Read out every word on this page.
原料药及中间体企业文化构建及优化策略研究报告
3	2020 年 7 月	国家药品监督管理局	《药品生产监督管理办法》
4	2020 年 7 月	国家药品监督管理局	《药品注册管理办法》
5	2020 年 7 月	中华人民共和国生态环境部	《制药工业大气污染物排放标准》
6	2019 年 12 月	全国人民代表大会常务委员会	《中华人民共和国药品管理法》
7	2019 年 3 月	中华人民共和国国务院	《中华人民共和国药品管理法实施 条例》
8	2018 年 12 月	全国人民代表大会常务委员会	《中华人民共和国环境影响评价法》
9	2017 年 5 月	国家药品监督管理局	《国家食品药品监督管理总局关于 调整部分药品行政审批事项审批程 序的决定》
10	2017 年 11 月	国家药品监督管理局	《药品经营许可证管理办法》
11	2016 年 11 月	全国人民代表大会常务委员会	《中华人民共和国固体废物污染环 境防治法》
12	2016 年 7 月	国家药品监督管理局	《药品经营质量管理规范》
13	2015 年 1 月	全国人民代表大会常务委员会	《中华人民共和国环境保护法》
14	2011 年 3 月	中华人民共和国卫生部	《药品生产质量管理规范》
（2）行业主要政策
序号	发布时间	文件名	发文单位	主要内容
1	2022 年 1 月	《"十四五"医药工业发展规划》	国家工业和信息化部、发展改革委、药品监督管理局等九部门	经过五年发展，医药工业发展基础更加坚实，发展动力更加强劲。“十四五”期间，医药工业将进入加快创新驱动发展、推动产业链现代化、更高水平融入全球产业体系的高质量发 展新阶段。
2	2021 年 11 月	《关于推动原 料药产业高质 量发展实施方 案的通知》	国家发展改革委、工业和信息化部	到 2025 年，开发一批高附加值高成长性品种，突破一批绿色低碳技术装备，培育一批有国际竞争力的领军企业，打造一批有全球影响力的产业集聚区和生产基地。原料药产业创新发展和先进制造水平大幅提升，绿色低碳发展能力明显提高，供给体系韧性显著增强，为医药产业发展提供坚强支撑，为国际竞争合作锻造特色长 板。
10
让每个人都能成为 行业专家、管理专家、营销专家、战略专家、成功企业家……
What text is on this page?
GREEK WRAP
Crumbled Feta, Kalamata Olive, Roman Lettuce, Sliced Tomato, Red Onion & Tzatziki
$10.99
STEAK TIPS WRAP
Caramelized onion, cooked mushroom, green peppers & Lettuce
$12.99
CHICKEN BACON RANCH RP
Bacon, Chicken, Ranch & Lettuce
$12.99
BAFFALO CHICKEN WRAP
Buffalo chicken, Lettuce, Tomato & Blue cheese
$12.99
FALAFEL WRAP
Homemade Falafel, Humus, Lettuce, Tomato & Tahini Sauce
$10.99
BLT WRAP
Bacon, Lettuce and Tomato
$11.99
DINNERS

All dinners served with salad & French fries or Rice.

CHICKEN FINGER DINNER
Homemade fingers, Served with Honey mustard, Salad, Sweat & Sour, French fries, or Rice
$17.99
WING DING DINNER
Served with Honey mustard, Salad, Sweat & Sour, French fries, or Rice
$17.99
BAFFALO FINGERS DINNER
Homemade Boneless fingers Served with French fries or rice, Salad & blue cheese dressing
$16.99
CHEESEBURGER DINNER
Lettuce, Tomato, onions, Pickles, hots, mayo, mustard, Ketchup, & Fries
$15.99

·····

Task requirements. Every record above must be duplicated exactly.

Result below.
Read out every word on this page.
原料药及中间体企业文化构建及优化策略研究报告
3	2020 年 7 月	国家药品监督管理局	《药品生产监督管理办法》
4	2020 年 7 月	国家药品监督管理局	《药品注册管理办法》
5	2020 年 7 月	中华人民共和国生态环境部	《制药工业大气污染物排放标准》
6	2019 年 12 月	全国人民代表大会常务委员会	《中华人民共和国药品管理法》
7	2019 年 3 月	中华人民共和国国务院	《中华人民共和国药品管理法实施 条例》
8	2018 年 12 月	全国人民代表大会常务委员会	《中华人民共和国环境影响评价法》
9	2017 年 5 月	国家药品监督管理局	《国家食品药品监督管理总局关于 调整部分药品行政审批事项审批程 序的决定》
10	2017 年 11 月	国家药品监督管理局	《药品经营许可证管理办法》
11	2016 年 11 月	全国人民代表大会常务委员会	《中华人民共和国固体废物污染环 境防治法》
12	2016 年 7 月	国家药品监督管理局	《药品经营质量管理规范》
13	2015 年 1 月	全国人民代表大会常务委员会	《中华人民共和国环境保护法》
14	2011 年 3 月	中华人民共和国卫生部	《药品生产质量管理规范》
（2）行业主要政策
序号	发布时间	文件名	发文单位	主要内容
1	2022 年 1 月	《"十四五"医药工业发展规划》	国家工业和信息化部、发展改革委、药品监督管理局等九部门	经过五年发展，医药工业发展基础更加坚实，发展动力更加强劲。“十四五”期间，医药工业将进入加快创新驱动发展、推动产业链现代化、更高水平融入全球产业体系的高质量发 展新阶段。
2	2021 年 11 月	《关于推动原 料药产业高质 量发展实施方 案的通知》	国家发展改革委、工业和信息化部	到 2025 年，开发一批高附加值高成长性品种，突破一批绿色低碳技术装备，培育一批有国际竞争力的领军企业，打造一批有全球影响力的产业集聚区和生产基地。原料药产业创新发展和先进制造水平大幅提升，绿色低碳发展能力明显提高，供给体系韧性显著增强，为医药产业发展提供坚强支撑，为国际竞争合作锻造特色长 板。
10
让每个人都能成为 行业专家、管理专家、营销专家、战略专家、成功企业家……
What text is on this page?
GREEK WRAP
Crumbled Feta, Kalamata Olive, Roman Lettuce, Sliced Tomato, Red Onion & Tzatziki
$10.99
STEAK TIPS WRAP
Caramelized onion, cooked mushroom, green peppers & Lettuce
$12.99
CHICKEN BACON RANCH RP
Bacon, Chicken, Ranch & Lettuce
$12.99
BAFFALO CHICKEN WRAP
Buffalo chicken, Lettuce, Tomato & Blue cheese
$12.99
FALAFEL WRAP
Homemade Falafel, Humus, Lettuce, Tomato & Tahini Sauce
$10.99
BLT WRAP
Bacon, Lettuce and Tomato
$11.99
DINNERS

All dinners served with salad & French fries or Rice.

CHICKEN FINGER DINNER
Homemade fingers, Served with Honey mustard, Salad, Sweat & Sour, French fries, or Rice
$17.99
WING DING DINNER
Served with Honey mustard, Salad, Sweat & Sour, French fries, or Rice
$17.99
BAFFALO FINGERS DINNER
Homemade Boneless fingers Served with French fries or rice, Salad & blue cheese dressing
$16.99
CHEESEBURGER DINNER
Lettuce, Tomato, onions, Pickles, hots, mayo, mustard, Ketchup, & Fries
$15.99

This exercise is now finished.